### Data supplied:

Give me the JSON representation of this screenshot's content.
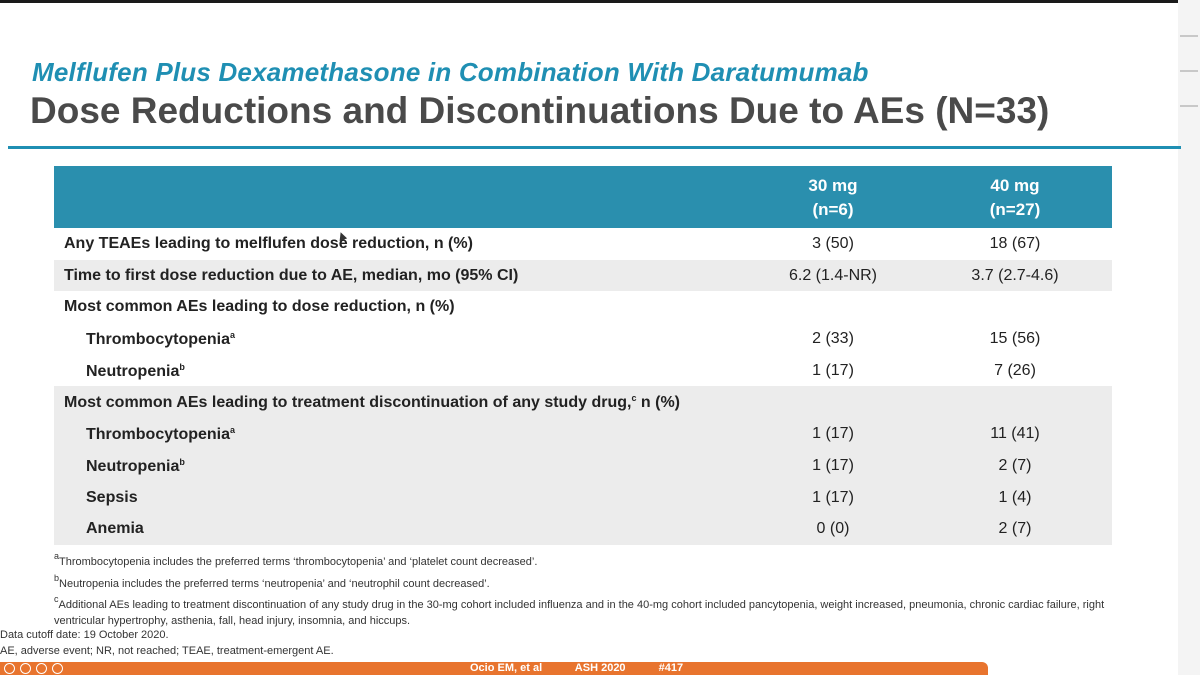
{
  "slide": {
    "subtitle": "Melflufen Plus Dexamethasone in Combination With Daratumumab",
    "title": "Dose Reductions and Discontinuations Due to AEs (N=33)"
  },
  "table": {
    "headers": [
      {
        "line1": "30 mg",
        "line2": "(n=6)"
      },
      {
        "line1": "40 mg",
        "line2": "(n=27)"
      }
    ],
    "rows": [
      {
        "label": "Any TEAEs leading to melflufen dose reduction, n (%)",
        "sup": "",
        "after": "",
        "c1": "3 (50)",
        "c2": "18 (67)"
      },
      {
        "label": "Time to first dose reduction due to AE, median, mo (95% CI)",
        "sup": "",
        "after": "",
        "c1": "6.2 (1.4-NR)",
        "c2": "3.7 (2.7-4.6)"
      },
      {
        "label": "Most common AEs leading to dose reduction, n (%)",
        "sup": "",
        "after": "",
        "c1": "",
        "c2": ""
      },
      {
        "label": "Thrombocytopenia",
        "sup": "a",
        "after": "",
        "c1": "2 (33)",
        "c2": "15 (56)"
      },
      {
        "label": "Neutropenia",
        "sup": "b",
        "after": "",
        "c1": "1 (17)",
        "c2": "7 (26)"
      },
      {
        "label": "Most common AEs leading to treatment discontinuation of any study drug,",
        "sup": "c",
        "after": " n (%)",
        "c1": "",
        "c2": ""
      },
      {
        "label": "Thrombocytopenia",
        "sup": "a",
        "after": "",
        "c1": "1 (17)",
        "c2": "11 (41)"
      },
      {
        "label": "Neutropenia",
        "sup": "b",
        "after": "",
        "c1": "1 (17)",
        "c2": "2 (7)"
      },
      {
        "label": "Sepsis",
        "sup": "",
        "after": "",
        "c1": "1 (17)",
        "c2": "1 (4)"
      },
      {
        "label": "Anemia",
        "sup": "",
        "after": "",
        "c1": "0 (0)",
        "c2": "2 (7)"
      }
    ]
  },
  "footnotes": [
    {
      "sup": "a",
      "text": "Thrombocytopenia includes the preferred terms ‘thrombocytopenia’ and ‘platelet count decreased’."
    },
    {
      "sup": "b",
      "text": "Neutropenia includes the preferred terms ‘neutropenia’ and ‘neutrophil count decreased’."
    },
    {
      "sup": "c",
      "text": "Additional AEs leading to treatment discontinuation of any study drug in the 30-mg cohort included influenza and in the 40-mg cohort included pancytopenia, weight increased, pneumonia, chronic cardiac failure, right ventricular hypertrophy, asthenia, fall, head injury, insomnia, and hiccups."
    }
  ],
  "meta": {
    "cutoff": "Data cutoff date: 19 October 2020.",
    "abbreviations": "AE, adverse event; NR, not reached; TEAE, treatment-emergent AE."
  },
  "citation": {
    "author": "Ocio EM, et al",
    "meeting": "ASH 2020",
    "poster": "#417"
  },
  "colors": {
    "accent": "#1f8fb3",
    "header_bg": "#2a8fae",
    "footer_bar": "#e8742e"
  }
}
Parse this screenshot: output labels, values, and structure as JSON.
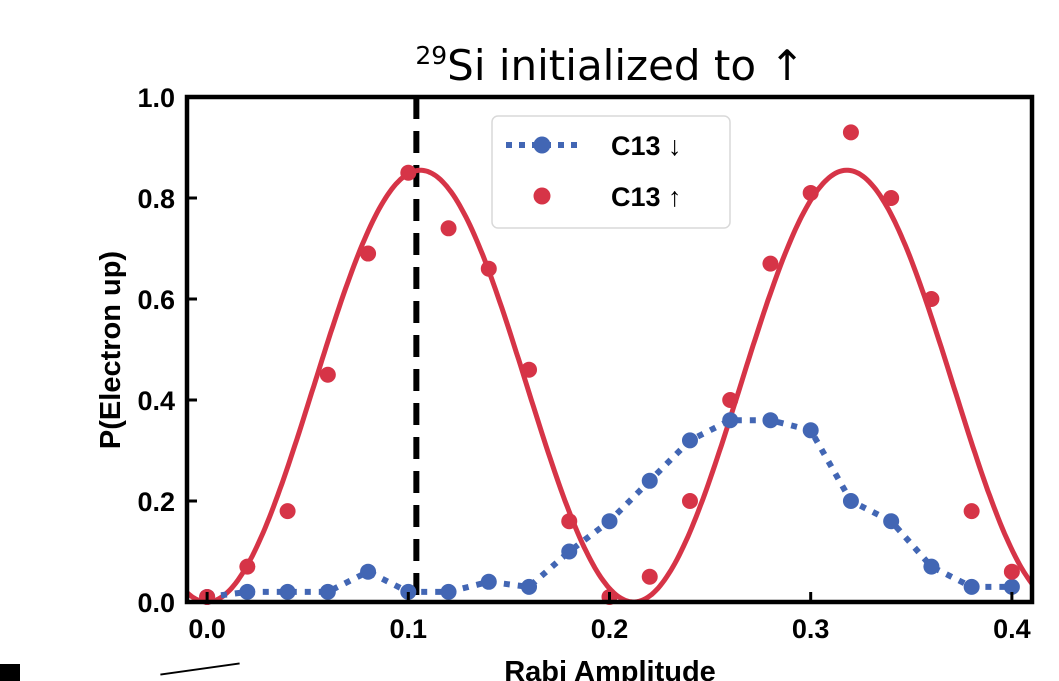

### Written request:
In the entries above, find lines with "study" and copy each.

### Answer to the task:
        "label": "Most common AEs leading to treatment discontinuation of any study drug,",
      "text": "Additional AEs leading to treatment discontinuation of any study drug in the 30-mg cohort included influenza and in the 40-mg cohort included pancytopenia, weight increased, pneumonia, chronic cardiac failure, right ventricular hypertrophy, asthenia, fall, head injury, insomnia, and hiccups."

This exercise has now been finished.